▸ Material shown:
════
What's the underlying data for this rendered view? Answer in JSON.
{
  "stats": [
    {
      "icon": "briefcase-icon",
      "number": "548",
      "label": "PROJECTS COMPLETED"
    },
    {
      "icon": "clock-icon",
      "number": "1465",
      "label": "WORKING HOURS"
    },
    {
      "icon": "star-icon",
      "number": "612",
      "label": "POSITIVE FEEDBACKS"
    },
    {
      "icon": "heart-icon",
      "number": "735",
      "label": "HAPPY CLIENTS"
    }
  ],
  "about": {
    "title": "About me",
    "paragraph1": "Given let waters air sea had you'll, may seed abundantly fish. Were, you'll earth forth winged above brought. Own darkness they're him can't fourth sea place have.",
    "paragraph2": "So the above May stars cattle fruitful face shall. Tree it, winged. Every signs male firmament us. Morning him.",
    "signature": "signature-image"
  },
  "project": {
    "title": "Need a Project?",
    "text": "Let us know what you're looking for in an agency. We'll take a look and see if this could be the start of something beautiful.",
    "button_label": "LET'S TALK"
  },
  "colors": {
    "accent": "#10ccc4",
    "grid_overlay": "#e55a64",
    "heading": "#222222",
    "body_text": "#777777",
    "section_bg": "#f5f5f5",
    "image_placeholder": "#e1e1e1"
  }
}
════
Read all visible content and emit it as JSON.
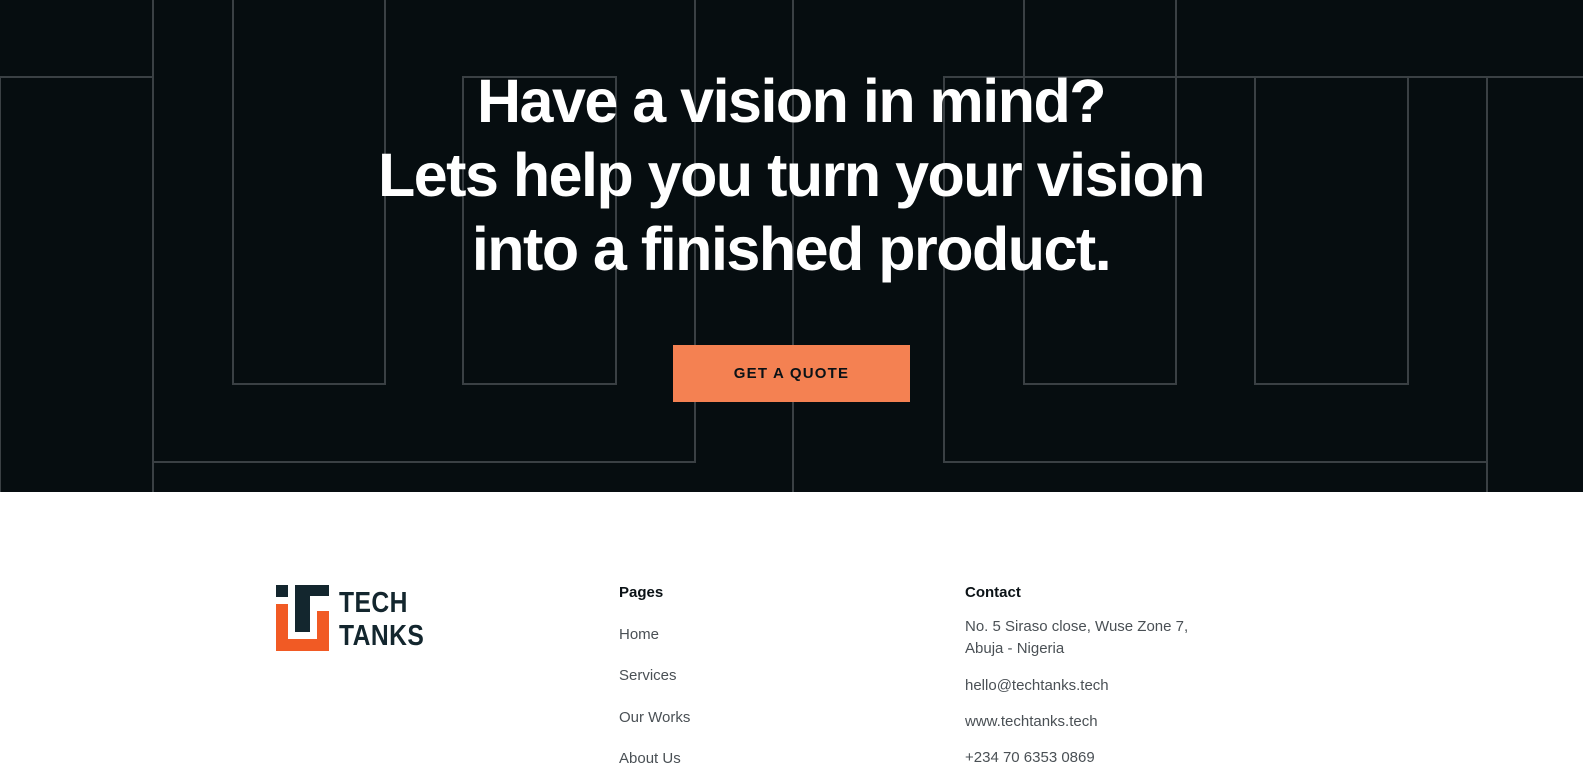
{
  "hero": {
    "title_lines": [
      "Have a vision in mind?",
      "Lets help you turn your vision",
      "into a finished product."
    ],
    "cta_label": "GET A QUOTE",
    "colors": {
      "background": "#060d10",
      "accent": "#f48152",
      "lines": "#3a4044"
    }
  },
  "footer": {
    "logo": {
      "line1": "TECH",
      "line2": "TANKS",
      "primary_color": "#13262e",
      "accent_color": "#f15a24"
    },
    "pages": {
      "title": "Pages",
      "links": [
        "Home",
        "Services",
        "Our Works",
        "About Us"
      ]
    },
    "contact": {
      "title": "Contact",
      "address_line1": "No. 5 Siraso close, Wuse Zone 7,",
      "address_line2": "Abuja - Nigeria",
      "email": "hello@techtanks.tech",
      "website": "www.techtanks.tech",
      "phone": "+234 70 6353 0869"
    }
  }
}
════
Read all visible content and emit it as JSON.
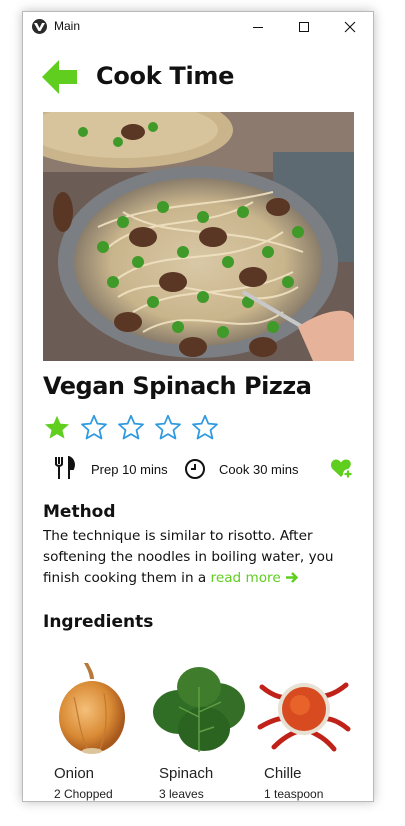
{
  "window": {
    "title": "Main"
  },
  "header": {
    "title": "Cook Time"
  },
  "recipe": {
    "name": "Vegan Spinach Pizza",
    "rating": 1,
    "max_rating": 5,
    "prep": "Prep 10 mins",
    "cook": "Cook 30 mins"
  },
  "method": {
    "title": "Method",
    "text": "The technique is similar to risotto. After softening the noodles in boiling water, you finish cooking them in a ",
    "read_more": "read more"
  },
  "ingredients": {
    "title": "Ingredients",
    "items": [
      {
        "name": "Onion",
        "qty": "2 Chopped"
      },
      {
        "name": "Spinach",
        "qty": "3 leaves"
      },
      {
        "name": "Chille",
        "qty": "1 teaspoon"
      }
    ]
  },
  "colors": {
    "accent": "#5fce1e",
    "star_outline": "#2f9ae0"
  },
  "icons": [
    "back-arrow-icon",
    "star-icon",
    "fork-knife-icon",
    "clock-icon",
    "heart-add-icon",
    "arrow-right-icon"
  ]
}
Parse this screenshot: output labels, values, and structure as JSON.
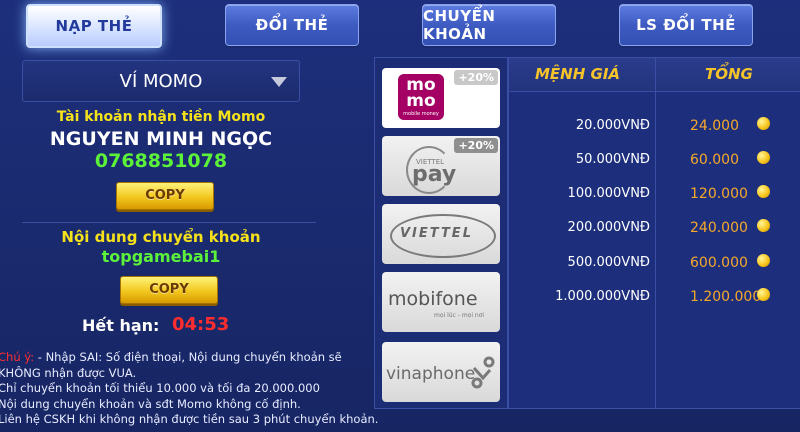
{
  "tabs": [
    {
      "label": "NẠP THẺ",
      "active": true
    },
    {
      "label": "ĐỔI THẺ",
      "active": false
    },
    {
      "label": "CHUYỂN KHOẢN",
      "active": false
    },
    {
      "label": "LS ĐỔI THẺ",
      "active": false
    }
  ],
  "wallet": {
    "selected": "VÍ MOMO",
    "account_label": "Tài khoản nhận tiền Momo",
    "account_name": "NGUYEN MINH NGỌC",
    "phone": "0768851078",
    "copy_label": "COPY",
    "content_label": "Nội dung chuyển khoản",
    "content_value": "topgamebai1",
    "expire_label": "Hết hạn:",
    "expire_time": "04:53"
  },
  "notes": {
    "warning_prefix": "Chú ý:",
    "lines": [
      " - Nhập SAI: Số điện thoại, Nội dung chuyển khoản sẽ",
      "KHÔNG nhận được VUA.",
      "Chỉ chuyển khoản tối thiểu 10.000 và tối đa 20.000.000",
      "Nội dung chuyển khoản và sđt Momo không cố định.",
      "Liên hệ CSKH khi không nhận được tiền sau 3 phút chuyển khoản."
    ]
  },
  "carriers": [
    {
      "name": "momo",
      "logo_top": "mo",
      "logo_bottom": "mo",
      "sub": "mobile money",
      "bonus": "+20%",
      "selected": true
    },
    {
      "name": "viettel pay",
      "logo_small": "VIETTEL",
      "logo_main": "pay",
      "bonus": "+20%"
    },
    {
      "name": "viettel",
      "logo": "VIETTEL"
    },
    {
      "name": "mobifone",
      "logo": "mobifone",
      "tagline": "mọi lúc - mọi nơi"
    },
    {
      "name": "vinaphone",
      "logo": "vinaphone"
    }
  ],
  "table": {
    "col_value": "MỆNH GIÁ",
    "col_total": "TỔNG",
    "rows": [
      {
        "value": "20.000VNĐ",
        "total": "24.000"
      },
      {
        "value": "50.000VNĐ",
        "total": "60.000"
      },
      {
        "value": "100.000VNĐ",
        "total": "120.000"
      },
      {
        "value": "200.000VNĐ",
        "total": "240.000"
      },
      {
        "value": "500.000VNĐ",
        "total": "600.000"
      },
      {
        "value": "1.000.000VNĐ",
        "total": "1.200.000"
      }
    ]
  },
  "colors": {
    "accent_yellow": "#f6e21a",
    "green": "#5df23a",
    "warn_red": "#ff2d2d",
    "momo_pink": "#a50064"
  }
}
════
▸ What is needed: Check each line above for "number" and return the ones that have it.

▸ Reply:
      "number": "548",
      "number": "1465",
      "number": "612",
      "number": "735",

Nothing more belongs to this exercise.